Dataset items
------------------------------------
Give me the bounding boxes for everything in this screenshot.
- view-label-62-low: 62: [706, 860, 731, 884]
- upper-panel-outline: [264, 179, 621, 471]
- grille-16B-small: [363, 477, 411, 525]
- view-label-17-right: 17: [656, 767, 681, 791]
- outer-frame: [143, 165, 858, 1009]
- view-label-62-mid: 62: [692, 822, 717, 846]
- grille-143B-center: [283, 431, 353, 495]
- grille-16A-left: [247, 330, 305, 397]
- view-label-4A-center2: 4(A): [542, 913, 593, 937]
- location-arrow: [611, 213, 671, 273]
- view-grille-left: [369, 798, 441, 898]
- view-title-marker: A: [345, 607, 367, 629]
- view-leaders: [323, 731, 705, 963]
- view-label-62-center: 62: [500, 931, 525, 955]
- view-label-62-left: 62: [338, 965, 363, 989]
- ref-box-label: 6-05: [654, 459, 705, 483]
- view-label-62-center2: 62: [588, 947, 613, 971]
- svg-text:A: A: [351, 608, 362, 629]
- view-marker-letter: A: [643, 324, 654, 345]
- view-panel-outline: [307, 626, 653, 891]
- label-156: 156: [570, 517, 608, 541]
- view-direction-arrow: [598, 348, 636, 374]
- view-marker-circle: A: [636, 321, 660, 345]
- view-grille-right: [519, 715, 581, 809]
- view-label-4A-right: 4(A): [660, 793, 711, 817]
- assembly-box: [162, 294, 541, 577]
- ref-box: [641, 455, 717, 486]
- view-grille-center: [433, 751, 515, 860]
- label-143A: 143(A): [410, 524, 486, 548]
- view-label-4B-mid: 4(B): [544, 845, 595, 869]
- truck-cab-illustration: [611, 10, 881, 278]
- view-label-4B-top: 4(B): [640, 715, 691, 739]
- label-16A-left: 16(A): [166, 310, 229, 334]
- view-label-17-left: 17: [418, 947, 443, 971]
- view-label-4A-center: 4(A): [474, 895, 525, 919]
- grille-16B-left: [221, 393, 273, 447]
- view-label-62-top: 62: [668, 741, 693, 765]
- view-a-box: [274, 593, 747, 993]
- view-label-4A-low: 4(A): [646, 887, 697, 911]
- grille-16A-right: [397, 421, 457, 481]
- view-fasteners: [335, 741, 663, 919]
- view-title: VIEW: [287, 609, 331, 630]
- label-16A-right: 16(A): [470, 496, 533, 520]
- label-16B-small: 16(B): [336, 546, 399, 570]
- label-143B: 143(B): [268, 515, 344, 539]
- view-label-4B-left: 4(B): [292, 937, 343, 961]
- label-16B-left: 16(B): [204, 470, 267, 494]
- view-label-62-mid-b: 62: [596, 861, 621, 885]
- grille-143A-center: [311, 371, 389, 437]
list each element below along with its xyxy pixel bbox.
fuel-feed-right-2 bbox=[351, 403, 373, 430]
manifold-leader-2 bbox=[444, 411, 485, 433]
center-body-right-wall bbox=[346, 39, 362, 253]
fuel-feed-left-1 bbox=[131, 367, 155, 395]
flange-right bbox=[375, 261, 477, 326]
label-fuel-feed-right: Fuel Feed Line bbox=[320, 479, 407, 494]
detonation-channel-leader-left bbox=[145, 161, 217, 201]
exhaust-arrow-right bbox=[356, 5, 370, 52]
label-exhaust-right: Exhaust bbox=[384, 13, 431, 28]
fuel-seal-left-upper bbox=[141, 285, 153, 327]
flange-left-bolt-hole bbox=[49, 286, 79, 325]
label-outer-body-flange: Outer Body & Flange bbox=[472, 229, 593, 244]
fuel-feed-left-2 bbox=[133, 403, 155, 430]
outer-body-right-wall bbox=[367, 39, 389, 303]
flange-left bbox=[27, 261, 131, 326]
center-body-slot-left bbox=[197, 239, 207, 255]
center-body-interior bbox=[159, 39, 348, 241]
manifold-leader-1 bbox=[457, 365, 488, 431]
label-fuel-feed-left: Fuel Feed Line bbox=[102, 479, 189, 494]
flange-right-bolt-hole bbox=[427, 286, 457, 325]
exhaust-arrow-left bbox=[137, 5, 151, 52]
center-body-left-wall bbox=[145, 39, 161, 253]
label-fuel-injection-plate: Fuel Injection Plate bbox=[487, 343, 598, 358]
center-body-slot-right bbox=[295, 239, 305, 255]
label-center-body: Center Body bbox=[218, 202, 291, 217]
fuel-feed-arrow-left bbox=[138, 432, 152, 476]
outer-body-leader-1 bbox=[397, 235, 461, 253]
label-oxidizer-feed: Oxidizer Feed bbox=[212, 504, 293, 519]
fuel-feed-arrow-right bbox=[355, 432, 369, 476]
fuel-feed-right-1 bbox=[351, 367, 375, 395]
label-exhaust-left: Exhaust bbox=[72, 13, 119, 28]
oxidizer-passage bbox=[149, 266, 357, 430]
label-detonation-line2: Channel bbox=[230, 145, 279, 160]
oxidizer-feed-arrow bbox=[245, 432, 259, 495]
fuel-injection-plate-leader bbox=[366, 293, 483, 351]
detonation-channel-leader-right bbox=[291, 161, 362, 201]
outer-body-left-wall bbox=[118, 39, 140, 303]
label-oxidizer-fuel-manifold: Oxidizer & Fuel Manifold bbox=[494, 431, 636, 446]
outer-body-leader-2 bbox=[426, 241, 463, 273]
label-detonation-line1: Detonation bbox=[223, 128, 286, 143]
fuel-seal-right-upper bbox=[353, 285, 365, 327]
------------------------------------
### WHAT THE TASK REQUIRES
Put every line of the records above into a Markdown table with the columns Row and Line, numbering the rows in order and leaving out blank lines.

### PROBLEM SOLUTION
| Row | Line |
|---|---|
| 1 | Give me the bounding boxes for everything in this screenshot. |
| 2 | - view-label-62-low: 62: [706, 860, 731, 884] |
| 3 | - upper-panel-outline: [264, 179, 621, 471] |
| 4 | - grille-16B-small: [363, 477, 411, 525] |
| 5 | - view-label-17-right: 17: [656, 767, 681, 791] |
| 6 | - outer-frame: [143, 165, 858, 1009] |
| 7 | - view-label-62-mid: 62: [692, 822, 717, 846] |
| 8 | - grille-143B-center: [283, 431, 353, 495] |
| 9 | - grille-16A-left: [247, 330, 305, 397] |
| 10 | - view-label-4A-center2: 4(A): [542, 913, 593, 937] |
| 11 | - location-arrow: [611, 213, 671, 273] |
| 12 | - view-grille-left: [369, 798, 441, 898] |
| 13 | - view-title-marker: A: [345, 607, 367, 629] |
| 14 | - view-leaders: [323, 731, 705, 963] |
| 15 | - view-label-62-center: 62: [500, 931, 525, 955] |
| 16 | - view-label-62-left: 62: [338, 965, 363, 989] |
| 17 | - ref-box-label: 6-05: [654, 459, 705, 483] |
| 18 | - view-label-62-center2: 62: [588, 947, 613, 971] |
| 19 | - svg-text:A: A: [351, 608, 362, 629] |
| 20 | - view-marker-letter: A: [643, 324, 654, 345] |
| 21 | - view-panel-outline: [307, 626, 653, 891] |
| 22 | - label-156: 156: [570, 517, 608, 541] |
| 23 | - view-direction-arrow: [598, 348, 636, 374] |
| 24 | - view-marker-circle: A: [636, 321, 660, 345] |
| 25 | - view-grille-right: [519, 715, 581, 809] |
| 26 | - view-label-4A-right: 4(A): [660, 793, 711, 817] |
| 27 | - assembly-box: [162, 294, 541, 577] |
| 28 | - ref-box: [641, 455, 717, 486] |
| 29 | - view-grille-center: [433, 751, 515, 860] |
| 30 | - label-143A: 143(A): [410, 524, 486, 548] |
| 31 | - view-label-4B-mid: 4(B): [544, 845, 595, 869] |
| 32 | - truck-cab-illustration: [611, 10, 881, 278] |
| 33 | - view-label-4B-top: 4(B): [640, 715, 691, 739] |
| 34 | - label-16A-left: 16(A): [166, 310, 229, 334] |
| 35 | - view-label-17-left: 17: [418, 947, 443, 971] |
| 36 | - view-label-4A-center: 4(A): [474, 895, 525, 919] |
| 37 | - grille-16B-left: [221, 393, 273, 447] |
| 38 | - view-label-62-top: 62: [668, 741, 693, 765] |
| 39 | - view-a-box: [274, 593, 747, 993] |
| 40 | - view-label-4A-low: 4(A): [646, 887, 697, 911] |
| 41 | - grille-16A-right: [397, 421, 457, 481] |
| 42 | - view-fasteners: [335, 741, 663, 919] |
| 43 | - view-title: VIEW: [287, 609, 331, 630] |
| 44 | - label-16A-right: 16(A): [470, 496, 533, 520] |
| 45 | - label-16B-small: 16(B): [336, 546, 399, 570] |
| 46 | - label-143B: 143(B): [268, 515, 344, 539] |
| 47 | - view-label-4B-left: 4(B): [292, 937, 343, 961] |
| 48 | - label-16B-left: 16(B): [204, 470, 267, 494] |
| 49 | - view-label-62-mid-b: 62: [596, 861, 621, 885] |
| 50 | - grille-143A-center: [311, 371, 389, 437] |
| 51 | list each element below along with its xyxy pixel bbox. |
| 52 | fuel-feed-right-2 bbox=[351, 403, 373, 430] |
| 53 | manifold-leader-2 bbox=[444, 411, 485, 433] |
| 54 | center-body-right-wall bbox=[346, 39, 362, 253] |
| 55 | fuel-feed-left-1 bbox=[131, 367, 155, 395] |
| 56 | flange-right bbox=[375, 261, 477, 326] |
| 57 | label-fuel-feed-right: Fuel Feed Line bbox=[320, 479, 407, 494] |
| 58 | detonation-channel-leader-left bbox=[145, 161, 217, 201] |
| 59 | exhaust-arrow-right bbox=[356, 5, 370, 52] |
| 60 | label-exhaust-right: Exhaust bbox=[384, 13, 431, 28] |
| 61 | fuel-seal-left-upper bbox=[141, 285, 153, 327] |
| 62 | flange-left-bolt-hole bbox=[49, 286, 79, 325] |
| 63 | label-outer-body-flange: Outer Body & Flange bbox=[472, 229, 593, 244] |
| 64 | fuel-feed-left-2 bbox=[133, 403, 155, 430] |
| 65 | outer-body-right-wall bbox=[367, 39, 389, 303] |
| 66 | flange-left bbox=[27, 261, 131, 326] |
| 67 | center-body-slot-left bbox=[197, 239, 207, 255] |
| 68 | center-body-interior bbox=[159, 39, 348, 241] |
| 69 | manifold-leader-1 bbox=[457, 365, 488, 431] |
| 70 | label-fuel-feed-left: Fuel Feed Line bbox=[102, 479, 189, 494] |
| 71 | flange-right-bolt-hole bbox=[427, 286, 457, 325] |
| 72 | exhaust-arrow-left bbox=[137, 5, 151, 52] |
| 73 | center-body-left-wall bbox=[145, 39, 161, 253] |
| 74 | label-fuel-injection-plate: Fuel Injection Plate bbox=[487, 343, 598, 358] |
| 75 | center-body-slot-right bbox=[295, 239, 305, 255] |
| 76 | label-center-body: Center Body bbox=[218, 202, 291, 217] |
| 77 | fuel-feed-arrow-left bbox=[138, 432, 152, 476] |
| 78 | outer-body-leader-1 bbox=[397, 235, 461, 253] |
| 79 | label-oxidizer-feed: Oxidizer Feed bbox=[212, 504, 293, 519] |
| 80 | fuel-feed-arrow-right bbox=[355, 432, 369, 476] |
| 81 | fuel-feed-right-1 bbox=[351, 367, 375, 395] |
| 82 | label-exhaust-left: Exhaust bbox=[72, 13, 119, 28] |
| 83 | oxidizer-passage bbox=[149, 266, 357, 430] |
| 84 | label-detonation-line2: Channel bbox=[230, 145, 279, 160] |
| 85 | oxidizer-feed-arrow bbox=[245, 432, 259, 495] |
| 86 | fuel-injection-plate-leader bbox=[366, 293, 483, 351] |
| 87 | detonation-channel-leader-right bbox=[291, 161, 362, 201] |
| 88 | outer-body-left-wall bbox=[118, 39, 140, 303] |
| 89 | label-oxidizer-fuel-manifold: Oxidizer & Fuel Manifold bbox=[494, 431, 636, 446] |
| 90 | outer-body-leader-2 bbox=[426, 241, 463, 273] |
| 91 | label-detonation-line1: Detonation bbox=[223, 128, 286, 143] |
| 92 | fuel-seal-right-upper bbox=[353, 285, 365, 327] |